*** SELECTED EXTRACT ***
Community content performs the social function of belonging: acknowledging shared experience, marking festival dates, sharing results of magical workings, and providing mutual support in communities where practitioners may feel isolated in their offline lives.

Genuine tensions and fair critiques

Several critiques of online witchcraft culture, and of WitchTok specifically, are well-founded and worth engaging with seriously.

The spread of inaccurate information is a documented problem. Claims about the historical origins of practices, the safe use of herbs (some of which are toxic), the cultural ownership of specific traditions, and the nature of closed practices circulate at scale and can be genuinely harmful. A practitioner who follows inaccurate herb dosage information from a social media video faces real risk.

The aestheticisation of practice can prioritise appearance over depth. A visually beautiful altar assembled from Etsy purchases without understanding of the tradition the objects come from is not necessarily a functional magical working space, and the commercial ecosystem that witchcraft aesthetics support can exploit genuine spiritual seeking for commercial gain.
*** End of SELECTED EXTRACT ***
*** SUPPLIED RECORDS ***
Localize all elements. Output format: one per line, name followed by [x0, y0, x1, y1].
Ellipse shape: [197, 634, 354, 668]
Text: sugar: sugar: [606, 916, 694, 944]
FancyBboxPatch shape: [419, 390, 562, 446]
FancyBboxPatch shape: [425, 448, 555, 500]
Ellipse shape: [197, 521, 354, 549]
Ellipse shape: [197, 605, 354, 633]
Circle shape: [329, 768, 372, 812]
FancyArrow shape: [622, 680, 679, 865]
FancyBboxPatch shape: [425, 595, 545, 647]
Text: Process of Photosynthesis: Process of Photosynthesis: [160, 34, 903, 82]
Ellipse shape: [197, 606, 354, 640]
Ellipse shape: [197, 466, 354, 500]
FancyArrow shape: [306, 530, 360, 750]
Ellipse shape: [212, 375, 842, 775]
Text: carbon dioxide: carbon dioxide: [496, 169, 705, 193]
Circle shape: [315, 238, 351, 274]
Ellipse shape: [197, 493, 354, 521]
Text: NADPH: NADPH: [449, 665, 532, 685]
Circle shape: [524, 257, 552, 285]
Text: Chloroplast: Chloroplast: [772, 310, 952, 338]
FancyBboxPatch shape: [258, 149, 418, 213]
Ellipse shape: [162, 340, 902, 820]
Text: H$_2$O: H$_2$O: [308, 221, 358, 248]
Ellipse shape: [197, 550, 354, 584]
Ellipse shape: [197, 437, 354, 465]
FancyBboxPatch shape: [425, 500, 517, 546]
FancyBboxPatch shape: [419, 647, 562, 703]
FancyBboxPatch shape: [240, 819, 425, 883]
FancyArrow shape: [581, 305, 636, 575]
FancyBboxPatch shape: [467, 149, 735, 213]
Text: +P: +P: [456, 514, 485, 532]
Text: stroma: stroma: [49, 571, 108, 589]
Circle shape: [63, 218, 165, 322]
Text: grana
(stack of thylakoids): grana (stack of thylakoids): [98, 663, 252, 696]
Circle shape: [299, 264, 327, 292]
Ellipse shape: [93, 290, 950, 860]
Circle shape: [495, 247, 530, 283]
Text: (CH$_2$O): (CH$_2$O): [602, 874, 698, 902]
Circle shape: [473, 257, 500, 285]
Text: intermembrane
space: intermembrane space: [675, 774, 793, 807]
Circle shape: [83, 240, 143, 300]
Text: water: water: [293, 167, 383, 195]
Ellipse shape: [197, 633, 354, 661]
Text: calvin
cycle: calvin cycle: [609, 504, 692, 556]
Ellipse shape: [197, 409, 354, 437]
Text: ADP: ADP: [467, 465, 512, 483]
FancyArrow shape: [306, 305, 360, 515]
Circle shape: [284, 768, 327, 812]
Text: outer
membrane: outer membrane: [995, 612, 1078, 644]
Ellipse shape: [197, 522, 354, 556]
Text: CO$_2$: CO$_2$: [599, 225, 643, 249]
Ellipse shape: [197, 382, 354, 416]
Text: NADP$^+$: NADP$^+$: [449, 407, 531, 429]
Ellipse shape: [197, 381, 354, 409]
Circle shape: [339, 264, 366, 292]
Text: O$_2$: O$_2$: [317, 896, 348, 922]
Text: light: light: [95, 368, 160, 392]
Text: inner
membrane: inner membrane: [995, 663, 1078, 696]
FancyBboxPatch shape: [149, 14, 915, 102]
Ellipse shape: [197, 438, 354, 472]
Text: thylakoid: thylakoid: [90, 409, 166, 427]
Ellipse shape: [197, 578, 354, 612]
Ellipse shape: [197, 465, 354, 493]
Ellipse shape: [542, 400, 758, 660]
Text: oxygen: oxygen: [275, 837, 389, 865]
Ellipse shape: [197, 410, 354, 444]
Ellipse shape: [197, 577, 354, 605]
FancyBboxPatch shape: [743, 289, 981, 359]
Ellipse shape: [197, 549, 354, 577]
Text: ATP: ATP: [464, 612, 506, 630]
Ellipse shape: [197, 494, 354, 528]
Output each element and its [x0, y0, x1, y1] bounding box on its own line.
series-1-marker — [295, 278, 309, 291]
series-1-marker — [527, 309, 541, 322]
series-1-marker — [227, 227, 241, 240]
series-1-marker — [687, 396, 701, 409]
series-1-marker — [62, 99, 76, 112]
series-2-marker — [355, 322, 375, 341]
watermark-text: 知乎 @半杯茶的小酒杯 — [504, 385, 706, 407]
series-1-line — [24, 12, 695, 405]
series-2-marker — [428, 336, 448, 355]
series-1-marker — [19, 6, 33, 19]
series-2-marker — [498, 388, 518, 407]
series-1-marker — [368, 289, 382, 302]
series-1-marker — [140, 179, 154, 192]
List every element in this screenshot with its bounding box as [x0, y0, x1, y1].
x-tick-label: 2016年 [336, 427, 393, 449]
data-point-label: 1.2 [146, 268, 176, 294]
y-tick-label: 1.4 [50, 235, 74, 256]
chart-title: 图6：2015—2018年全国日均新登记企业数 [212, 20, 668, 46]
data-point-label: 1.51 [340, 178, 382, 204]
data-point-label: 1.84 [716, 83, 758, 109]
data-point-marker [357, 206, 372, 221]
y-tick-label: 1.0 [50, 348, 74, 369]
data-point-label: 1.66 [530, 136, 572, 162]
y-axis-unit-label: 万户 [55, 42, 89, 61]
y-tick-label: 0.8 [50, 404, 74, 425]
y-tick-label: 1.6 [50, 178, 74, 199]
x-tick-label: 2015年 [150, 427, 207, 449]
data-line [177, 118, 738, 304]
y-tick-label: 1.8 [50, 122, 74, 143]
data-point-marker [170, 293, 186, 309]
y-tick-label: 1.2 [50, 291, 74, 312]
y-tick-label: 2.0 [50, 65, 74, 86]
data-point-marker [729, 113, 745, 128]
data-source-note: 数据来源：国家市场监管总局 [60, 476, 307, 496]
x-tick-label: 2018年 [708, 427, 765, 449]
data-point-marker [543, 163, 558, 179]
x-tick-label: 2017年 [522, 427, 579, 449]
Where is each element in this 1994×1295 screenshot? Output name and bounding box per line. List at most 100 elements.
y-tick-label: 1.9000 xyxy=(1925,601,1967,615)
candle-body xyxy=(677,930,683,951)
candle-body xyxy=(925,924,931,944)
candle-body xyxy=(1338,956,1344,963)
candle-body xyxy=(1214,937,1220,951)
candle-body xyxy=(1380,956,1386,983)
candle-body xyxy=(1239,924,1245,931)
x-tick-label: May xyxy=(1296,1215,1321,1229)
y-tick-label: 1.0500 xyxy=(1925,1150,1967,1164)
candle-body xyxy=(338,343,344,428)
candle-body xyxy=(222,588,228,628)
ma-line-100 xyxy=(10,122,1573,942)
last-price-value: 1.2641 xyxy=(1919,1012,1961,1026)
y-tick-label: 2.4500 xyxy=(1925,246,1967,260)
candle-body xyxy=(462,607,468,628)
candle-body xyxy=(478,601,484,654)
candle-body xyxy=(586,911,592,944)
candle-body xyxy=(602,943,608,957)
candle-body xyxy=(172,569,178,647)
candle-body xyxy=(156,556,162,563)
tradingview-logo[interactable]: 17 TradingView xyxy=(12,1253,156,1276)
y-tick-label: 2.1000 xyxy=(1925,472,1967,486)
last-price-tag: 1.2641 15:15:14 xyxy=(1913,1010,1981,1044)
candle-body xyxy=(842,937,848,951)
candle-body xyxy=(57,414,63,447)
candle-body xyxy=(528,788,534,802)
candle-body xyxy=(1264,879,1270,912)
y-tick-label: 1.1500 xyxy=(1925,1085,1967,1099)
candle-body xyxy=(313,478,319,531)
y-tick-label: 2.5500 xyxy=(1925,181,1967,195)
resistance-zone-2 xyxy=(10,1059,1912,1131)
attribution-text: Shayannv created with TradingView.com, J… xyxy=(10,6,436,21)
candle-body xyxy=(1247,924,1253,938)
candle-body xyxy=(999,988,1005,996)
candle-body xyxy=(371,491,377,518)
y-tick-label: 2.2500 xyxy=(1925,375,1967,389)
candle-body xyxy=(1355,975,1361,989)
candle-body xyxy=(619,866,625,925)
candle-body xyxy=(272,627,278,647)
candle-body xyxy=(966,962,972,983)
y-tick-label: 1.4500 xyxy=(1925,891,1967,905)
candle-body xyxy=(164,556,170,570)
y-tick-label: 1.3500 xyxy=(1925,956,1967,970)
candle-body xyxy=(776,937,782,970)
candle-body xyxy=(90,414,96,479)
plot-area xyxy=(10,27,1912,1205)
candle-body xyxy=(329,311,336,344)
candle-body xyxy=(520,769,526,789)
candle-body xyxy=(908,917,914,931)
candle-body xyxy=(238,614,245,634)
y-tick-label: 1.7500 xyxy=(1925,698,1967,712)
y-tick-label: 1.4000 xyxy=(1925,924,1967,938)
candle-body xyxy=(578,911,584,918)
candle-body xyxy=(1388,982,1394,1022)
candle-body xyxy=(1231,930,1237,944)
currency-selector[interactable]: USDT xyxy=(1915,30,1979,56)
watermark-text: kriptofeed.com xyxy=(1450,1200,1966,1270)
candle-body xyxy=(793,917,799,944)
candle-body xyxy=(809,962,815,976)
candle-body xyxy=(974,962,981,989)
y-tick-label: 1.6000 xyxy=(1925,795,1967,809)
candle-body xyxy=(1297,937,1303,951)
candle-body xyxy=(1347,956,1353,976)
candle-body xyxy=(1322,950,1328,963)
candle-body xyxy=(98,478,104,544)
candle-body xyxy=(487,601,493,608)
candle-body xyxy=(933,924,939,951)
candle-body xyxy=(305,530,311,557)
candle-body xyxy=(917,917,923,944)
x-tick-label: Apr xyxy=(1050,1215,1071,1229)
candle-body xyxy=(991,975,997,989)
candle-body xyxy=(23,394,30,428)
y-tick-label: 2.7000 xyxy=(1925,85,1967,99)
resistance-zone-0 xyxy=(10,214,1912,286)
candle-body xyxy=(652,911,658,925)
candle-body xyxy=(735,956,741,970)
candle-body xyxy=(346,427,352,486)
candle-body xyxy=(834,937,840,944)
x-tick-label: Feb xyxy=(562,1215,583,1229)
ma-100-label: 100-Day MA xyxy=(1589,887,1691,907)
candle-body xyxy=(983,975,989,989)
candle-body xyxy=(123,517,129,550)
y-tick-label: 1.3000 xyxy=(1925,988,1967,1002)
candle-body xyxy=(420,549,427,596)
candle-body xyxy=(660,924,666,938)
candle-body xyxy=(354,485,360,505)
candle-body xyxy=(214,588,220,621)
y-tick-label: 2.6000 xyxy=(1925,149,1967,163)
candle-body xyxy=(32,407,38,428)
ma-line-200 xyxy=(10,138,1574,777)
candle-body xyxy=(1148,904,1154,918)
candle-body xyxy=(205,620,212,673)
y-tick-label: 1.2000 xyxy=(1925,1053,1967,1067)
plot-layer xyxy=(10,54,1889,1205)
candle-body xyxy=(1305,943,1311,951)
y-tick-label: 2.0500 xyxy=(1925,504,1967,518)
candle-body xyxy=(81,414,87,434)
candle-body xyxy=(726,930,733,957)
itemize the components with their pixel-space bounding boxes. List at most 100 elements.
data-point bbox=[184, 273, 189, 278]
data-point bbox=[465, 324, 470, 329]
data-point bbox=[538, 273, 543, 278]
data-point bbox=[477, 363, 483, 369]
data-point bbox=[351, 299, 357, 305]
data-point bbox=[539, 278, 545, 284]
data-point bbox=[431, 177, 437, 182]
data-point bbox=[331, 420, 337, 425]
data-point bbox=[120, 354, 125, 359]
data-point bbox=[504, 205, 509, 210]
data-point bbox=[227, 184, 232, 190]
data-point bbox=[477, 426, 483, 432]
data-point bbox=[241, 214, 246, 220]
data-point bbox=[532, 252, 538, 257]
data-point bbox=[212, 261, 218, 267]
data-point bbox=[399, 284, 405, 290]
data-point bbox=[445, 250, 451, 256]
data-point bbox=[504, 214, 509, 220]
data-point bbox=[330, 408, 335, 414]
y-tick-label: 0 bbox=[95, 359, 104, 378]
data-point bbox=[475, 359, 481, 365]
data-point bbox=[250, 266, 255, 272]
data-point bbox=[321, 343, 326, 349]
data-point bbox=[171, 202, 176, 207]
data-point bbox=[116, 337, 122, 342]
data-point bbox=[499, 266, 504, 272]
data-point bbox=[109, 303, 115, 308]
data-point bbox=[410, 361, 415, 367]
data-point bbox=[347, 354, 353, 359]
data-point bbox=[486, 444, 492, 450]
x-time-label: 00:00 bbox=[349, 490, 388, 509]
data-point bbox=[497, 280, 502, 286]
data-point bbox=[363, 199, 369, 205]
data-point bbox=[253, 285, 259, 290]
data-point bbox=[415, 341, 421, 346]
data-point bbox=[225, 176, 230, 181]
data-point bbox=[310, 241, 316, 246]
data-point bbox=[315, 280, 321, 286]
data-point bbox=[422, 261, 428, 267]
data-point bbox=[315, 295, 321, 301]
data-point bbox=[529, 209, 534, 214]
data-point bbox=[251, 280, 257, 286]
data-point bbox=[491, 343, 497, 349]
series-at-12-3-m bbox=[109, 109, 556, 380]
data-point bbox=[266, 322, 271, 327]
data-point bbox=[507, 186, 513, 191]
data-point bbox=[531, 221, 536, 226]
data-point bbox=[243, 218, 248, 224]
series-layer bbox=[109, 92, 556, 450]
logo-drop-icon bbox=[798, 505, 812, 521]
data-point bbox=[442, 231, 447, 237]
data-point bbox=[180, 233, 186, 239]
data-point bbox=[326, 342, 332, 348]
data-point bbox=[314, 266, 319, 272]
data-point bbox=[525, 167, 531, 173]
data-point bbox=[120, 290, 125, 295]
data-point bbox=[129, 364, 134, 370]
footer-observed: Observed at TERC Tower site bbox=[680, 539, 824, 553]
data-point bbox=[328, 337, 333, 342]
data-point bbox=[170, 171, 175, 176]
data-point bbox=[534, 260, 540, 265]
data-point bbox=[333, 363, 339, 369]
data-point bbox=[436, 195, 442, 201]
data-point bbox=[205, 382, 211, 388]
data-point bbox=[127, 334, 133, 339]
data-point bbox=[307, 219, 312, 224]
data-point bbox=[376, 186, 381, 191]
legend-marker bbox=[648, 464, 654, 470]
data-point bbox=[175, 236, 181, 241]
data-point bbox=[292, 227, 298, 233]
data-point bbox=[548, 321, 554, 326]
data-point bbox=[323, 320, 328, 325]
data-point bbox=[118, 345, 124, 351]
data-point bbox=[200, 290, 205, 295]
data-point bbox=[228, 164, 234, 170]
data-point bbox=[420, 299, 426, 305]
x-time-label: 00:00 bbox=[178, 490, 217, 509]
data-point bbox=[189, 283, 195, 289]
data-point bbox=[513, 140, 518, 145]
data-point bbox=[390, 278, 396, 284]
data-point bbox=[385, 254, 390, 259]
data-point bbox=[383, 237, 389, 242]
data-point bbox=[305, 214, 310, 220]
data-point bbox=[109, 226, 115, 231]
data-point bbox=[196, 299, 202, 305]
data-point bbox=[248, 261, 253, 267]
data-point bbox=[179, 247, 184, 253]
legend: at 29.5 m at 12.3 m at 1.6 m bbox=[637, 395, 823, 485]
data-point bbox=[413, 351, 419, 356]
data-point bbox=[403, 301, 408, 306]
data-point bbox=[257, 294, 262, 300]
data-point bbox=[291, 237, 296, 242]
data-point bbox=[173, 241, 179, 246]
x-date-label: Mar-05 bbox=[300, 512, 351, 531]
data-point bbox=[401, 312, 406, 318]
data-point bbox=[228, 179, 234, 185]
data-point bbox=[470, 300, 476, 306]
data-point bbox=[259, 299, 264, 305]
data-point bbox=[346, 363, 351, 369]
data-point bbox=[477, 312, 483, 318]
*** End of SUPPLIED RECORDS ***
• **INSTRUCTIONS TO FOLLOW**:
Decide whether each statement below agrees with the passage on online witchcraft culture above. Answer yes or no for each, quoting the words of the passage that decide it. (a) The passage says some herbs are toxic. (b) The passage says an altar assembled from Etsy purchases can never be a functional magical working space. (c) The passage calls every critique of WitchTok well-founded.

• **ANSWER FOR THIS EXERCISE**:
(a) Yes: "some of which are toxic"
(b) No: "is not necessarily a functional magical working space"
(c) No: "Several critiques of online witchcraft culture, and of WitchTok specifically, are well-founded"